== ENTRIES SUPPLIED ==
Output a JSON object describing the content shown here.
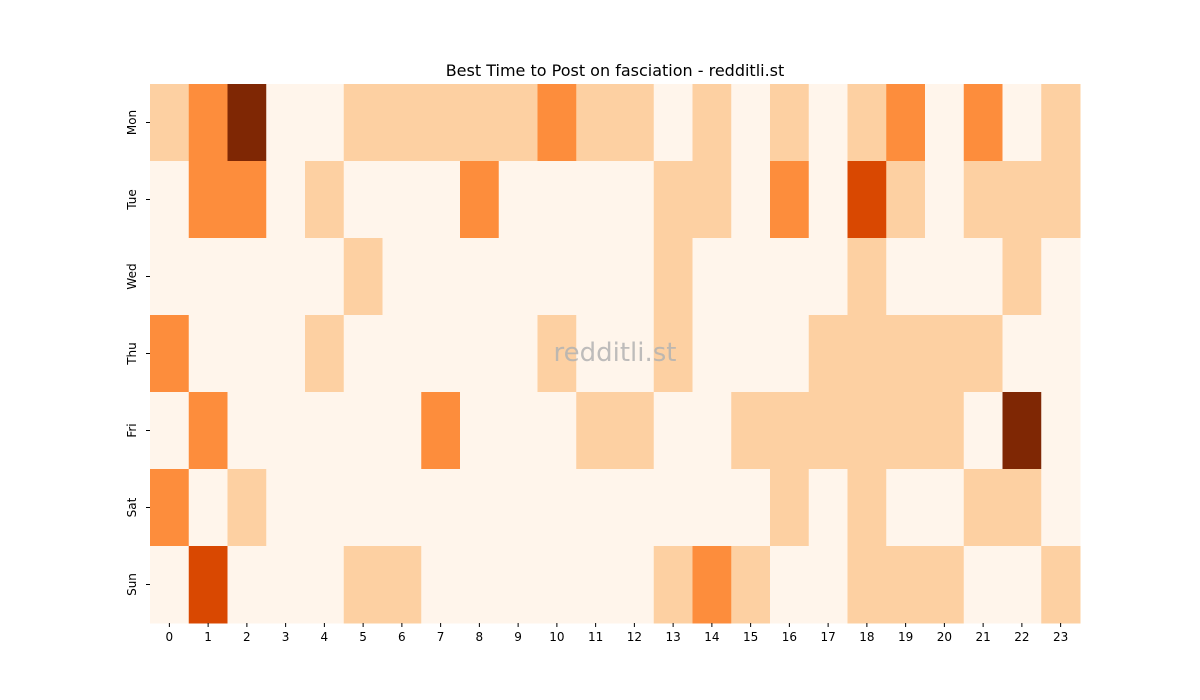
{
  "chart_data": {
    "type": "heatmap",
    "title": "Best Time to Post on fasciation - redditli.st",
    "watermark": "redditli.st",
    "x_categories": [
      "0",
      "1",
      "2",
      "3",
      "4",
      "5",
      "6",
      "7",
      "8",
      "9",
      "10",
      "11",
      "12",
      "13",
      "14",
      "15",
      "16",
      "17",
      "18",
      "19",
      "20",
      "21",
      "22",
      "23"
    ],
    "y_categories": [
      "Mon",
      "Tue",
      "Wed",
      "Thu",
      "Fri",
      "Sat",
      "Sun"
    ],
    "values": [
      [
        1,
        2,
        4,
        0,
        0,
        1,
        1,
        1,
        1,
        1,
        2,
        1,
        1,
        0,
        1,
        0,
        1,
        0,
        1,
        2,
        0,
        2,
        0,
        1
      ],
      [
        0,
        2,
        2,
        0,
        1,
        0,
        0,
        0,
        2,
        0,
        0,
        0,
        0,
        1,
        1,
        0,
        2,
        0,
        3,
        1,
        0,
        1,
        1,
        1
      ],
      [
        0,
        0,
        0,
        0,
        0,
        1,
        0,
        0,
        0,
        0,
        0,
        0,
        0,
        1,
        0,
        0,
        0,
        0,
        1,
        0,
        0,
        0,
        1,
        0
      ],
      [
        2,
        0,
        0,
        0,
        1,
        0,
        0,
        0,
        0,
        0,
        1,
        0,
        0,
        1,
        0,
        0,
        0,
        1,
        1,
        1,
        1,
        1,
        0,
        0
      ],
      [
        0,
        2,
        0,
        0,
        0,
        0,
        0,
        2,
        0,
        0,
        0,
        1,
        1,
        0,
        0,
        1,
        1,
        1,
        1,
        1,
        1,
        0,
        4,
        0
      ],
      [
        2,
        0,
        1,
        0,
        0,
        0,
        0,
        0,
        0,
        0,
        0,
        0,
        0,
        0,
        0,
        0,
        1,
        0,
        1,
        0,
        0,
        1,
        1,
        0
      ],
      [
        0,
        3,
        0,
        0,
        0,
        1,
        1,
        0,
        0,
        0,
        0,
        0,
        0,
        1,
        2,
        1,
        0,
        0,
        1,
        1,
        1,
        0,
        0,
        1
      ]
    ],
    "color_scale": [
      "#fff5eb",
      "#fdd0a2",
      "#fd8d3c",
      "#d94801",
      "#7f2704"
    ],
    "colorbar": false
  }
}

== WHAT YOU WILL DO ==
Scan the entries above for the word "redditli" and collect each line holding it.

== TASK SOLUTION ==
    "title": "Best Time to Post on fasciation - redditli.st",
    "watermark": "redditli.st",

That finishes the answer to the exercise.